Extracted records
=-=-=-=-=
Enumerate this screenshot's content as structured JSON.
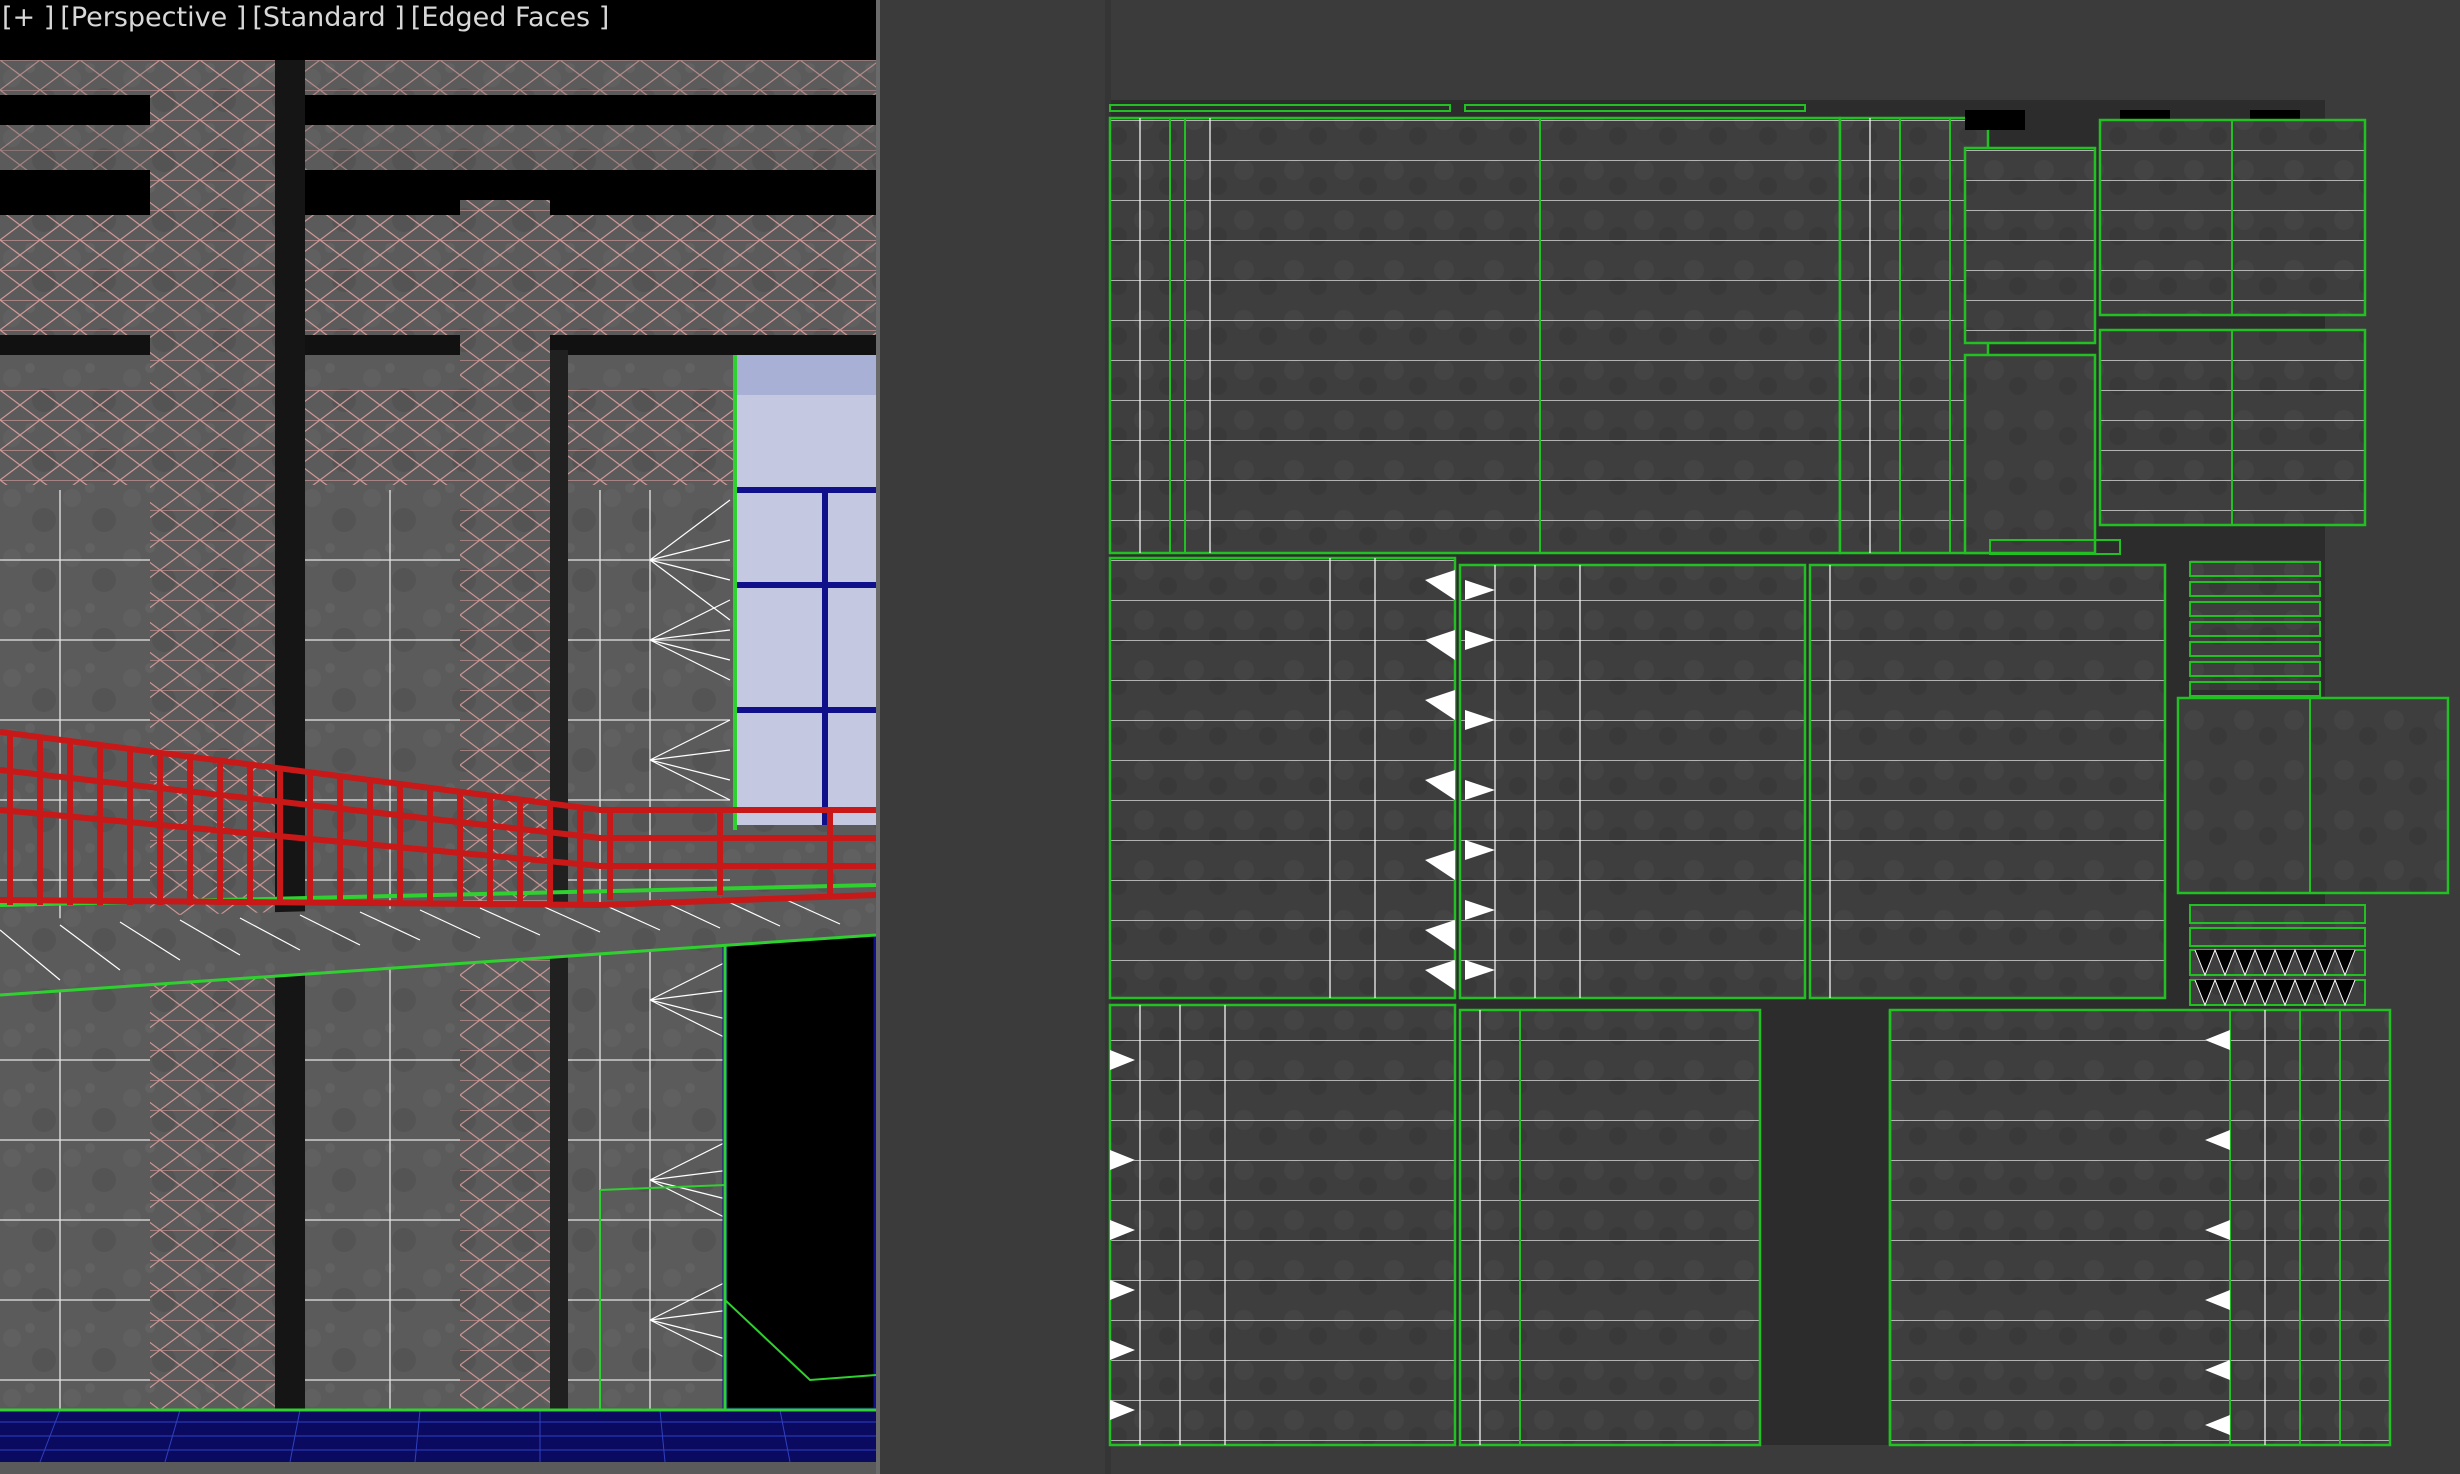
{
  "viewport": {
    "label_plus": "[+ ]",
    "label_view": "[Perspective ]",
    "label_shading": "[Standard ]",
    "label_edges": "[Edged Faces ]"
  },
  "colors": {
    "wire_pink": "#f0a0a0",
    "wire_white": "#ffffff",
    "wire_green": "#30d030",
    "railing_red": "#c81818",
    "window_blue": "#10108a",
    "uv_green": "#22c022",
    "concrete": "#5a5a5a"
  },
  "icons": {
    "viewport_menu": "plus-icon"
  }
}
=-=-=-=-=
**Given problem**
Leave out the pictures and give the rest of the records again exactly.

**Written response**
Enumerate this screenshot's content as structured JSON.
{
  "viewport": {
    "label_plus": "[+ ]",
    "label_view": "[Perspective ]",
    "label_shading": "[Standard ]",
    "label_edges": "[Edged Faces ]"
  },
  "colors": {
    "wire_pink": "#f0a0a0",
    "wire_white": "#ffffff",
    "wire_green": "#30d030",
    "railing_red": "#c81818",
    "window_blue": "#10108a",
    "uv_green": "#22c022",
    "concrete": "#5a5a5a"
  },
  "icons": {
    "viewport_menu": "plus-icon"
  }
}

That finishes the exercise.